- Work to do -
From the listing below, return each line that includes "true".

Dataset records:
(begin)

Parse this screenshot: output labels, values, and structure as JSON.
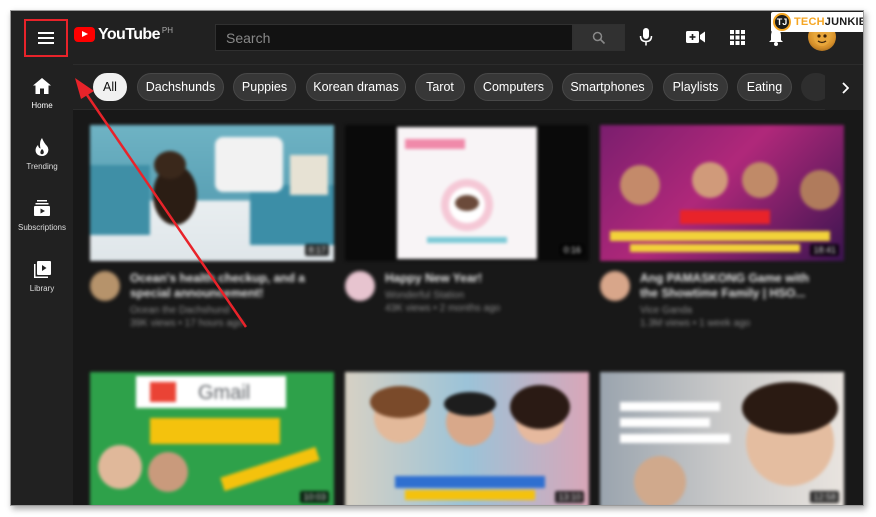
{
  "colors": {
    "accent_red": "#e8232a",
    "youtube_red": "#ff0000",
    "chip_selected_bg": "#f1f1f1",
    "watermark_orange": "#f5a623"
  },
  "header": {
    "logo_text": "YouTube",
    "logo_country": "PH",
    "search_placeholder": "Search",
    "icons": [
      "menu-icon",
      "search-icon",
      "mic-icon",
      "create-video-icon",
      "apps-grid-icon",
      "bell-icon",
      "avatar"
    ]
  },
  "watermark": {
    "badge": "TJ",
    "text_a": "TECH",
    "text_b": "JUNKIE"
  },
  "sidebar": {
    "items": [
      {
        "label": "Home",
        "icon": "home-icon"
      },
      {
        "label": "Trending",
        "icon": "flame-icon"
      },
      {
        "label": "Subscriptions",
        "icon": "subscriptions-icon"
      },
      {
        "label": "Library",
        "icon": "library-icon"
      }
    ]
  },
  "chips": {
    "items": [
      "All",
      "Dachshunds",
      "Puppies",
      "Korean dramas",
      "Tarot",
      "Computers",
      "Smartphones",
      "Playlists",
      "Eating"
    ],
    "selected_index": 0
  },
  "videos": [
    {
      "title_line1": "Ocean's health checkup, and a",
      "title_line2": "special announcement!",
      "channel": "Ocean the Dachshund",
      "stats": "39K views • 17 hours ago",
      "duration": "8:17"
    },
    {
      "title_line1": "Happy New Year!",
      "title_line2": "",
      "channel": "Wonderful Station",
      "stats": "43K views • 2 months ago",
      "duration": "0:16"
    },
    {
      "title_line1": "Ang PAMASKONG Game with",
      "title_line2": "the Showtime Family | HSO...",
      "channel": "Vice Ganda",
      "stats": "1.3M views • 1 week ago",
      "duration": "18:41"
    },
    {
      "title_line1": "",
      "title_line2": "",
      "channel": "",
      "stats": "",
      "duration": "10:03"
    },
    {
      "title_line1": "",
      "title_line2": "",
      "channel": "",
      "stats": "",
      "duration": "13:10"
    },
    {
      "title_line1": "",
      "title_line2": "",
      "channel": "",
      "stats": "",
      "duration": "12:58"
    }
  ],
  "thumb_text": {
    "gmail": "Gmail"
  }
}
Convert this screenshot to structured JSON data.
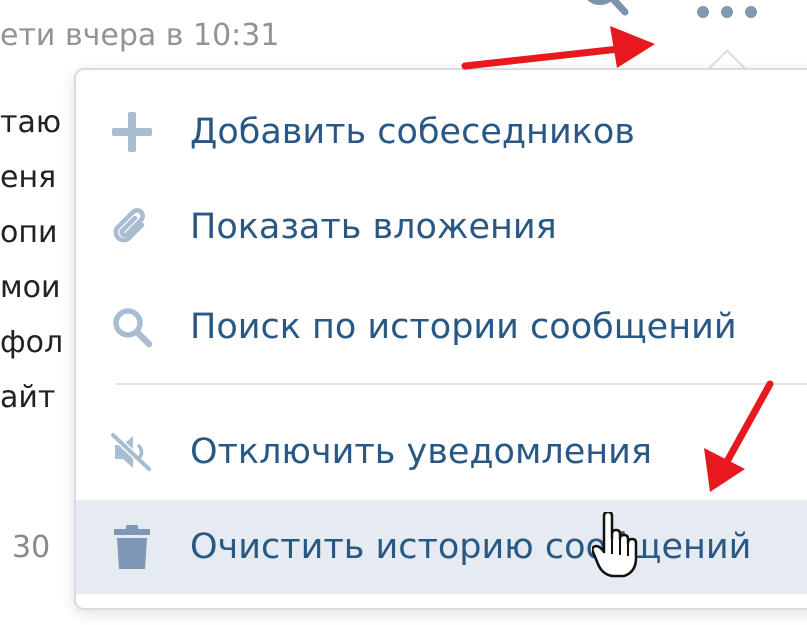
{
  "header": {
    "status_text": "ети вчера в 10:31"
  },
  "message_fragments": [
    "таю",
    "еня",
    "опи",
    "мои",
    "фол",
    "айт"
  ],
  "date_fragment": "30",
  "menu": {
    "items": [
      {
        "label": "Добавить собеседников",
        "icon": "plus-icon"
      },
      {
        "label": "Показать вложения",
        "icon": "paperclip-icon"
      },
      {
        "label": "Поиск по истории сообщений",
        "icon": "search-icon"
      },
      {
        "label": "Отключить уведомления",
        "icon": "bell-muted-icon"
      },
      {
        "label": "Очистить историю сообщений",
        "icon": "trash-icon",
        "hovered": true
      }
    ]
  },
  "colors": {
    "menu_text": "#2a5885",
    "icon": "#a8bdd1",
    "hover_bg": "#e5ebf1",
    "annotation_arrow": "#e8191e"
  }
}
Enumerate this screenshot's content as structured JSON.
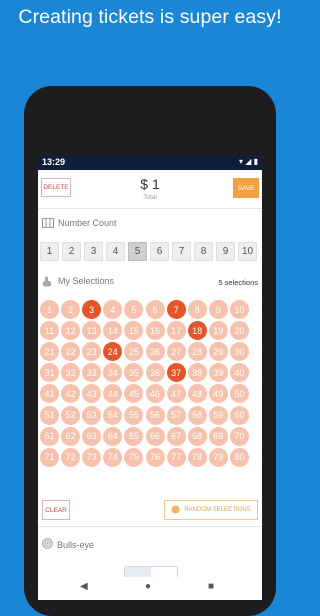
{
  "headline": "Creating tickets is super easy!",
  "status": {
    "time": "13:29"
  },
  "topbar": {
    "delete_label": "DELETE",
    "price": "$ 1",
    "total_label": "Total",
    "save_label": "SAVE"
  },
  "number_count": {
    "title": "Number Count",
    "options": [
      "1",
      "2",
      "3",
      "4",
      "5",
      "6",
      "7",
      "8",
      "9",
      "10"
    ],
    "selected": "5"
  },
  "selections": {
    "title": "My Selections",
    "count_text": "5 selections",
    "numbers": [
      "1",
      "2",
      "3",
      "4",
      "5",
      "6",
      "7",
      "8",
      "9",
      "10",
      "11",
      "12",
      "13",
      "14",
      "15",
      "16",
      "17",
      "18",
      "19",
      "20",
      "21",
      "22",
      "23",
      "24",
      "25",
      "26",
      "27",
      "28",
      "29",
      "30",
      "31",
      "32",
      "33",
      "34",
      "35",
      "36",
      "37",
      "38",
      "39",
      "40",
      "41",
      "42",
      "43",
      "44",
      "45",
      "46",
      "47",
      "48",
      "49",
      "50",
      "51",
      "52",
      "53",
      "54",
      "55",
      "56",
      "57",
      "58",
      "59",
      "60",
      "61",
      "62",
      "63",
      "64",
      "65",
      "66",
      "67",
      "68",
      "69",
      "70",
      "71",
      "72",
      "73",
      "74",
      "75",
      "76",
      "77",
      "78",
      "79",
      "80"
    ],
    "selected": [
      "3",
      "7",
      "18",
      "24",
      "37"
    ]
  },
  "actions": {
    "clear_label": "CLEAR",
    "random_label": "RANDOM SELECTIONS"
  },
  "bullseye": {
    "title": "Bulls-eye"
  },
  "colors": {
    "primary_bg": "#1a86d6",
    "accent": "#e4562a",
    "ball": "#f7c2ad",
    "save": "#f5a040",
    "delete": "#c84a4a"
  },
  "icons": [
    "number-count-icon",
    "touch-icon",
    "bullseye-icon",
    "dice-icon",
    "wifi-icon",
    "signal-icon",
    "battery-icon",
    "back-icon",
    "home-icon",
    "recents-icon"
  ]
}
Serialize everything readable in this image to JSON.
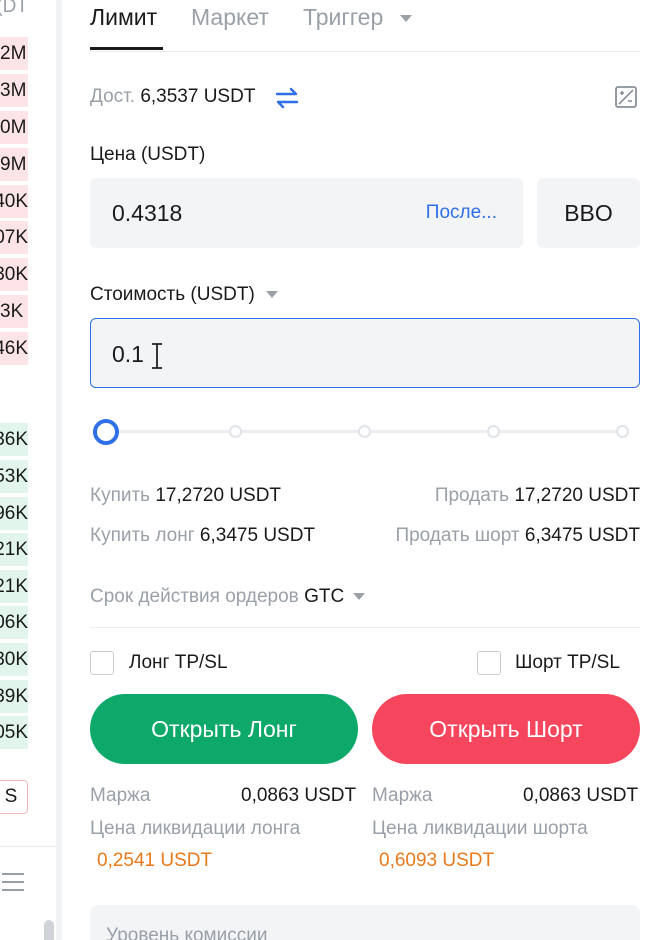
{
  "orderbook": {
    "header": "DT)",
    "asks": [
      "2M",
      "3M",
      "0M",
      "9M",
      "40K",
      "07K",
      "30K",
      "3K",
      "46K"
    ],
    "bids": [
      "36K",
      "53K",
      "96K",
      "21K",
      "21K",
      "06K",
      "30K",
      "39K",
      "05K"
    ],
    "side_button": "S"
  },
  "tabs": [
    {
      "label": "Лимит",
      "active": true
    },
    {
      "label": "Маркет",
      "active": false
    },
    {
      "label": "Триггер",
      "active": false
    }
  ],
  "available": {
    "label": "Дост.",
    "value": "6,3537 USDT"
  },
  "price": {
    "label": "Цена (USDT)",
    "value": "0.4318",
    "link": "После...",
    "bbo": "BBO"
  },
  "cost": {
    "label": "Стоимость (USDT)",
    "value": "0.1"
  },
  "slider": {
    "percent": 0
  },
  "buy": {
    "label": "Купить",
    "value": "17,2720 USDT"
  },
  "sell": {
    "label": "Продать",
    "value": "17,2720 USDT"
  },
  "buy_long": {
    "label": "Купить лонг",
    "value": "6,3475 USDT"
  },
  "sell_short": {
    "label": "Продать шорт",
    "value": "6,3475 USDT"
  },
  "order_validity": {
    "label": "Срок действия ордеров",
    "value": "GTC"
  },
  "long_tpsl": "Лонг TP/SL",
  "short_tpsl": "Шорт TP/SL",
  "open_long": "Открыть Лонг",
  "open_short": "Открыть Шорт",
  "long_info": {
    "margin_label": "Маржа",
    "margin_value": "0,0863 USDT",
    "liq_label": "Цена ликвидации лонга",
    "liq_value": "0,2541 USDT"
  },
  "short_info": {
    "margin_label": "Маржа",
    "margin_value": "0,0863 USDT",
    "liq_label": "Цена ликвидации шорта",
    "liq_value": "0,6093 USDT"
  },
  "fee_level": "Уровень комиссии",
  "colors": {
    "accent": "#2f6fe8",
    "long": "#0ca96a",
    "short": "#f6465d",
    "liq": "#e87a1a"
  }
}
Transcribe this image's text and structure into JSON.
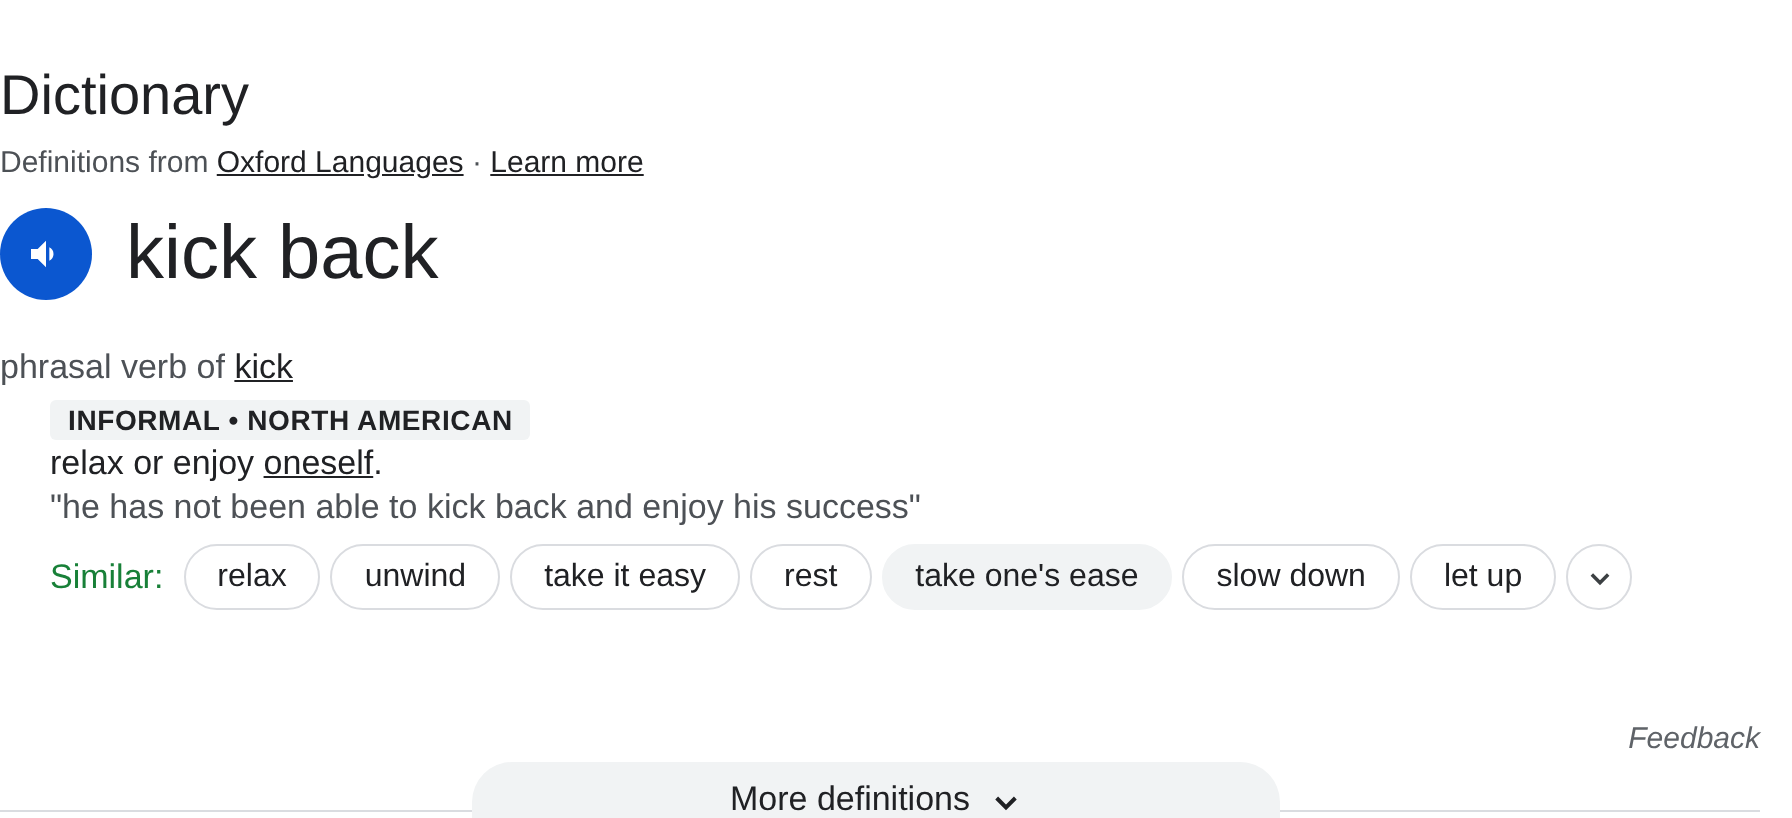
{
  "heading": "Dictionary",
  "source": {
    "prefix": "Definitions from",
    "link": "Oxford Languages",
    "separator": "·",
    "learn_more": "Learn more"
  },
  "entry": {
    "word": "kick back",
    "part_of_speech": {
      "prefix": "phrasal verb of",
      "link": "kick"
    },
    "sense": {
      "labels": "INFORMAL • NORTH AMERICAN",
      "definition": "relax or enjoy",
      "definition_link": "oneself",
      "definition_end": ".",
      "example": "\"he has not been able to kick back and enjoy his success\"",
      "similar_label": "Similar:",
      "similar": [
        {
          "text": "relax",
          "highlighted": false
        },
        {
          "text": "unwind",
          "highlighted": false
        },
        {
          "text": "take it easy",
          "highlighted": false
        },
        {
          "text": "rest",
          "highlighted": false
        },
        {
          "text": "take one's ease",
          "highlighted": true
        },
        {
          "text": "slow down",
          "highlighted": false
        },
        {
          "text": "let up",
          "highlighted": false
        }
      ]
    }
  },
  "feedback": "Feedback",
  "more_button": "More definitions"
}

(end)

- Final result -
        "hovered": true
      "active": true
          "highlighted": true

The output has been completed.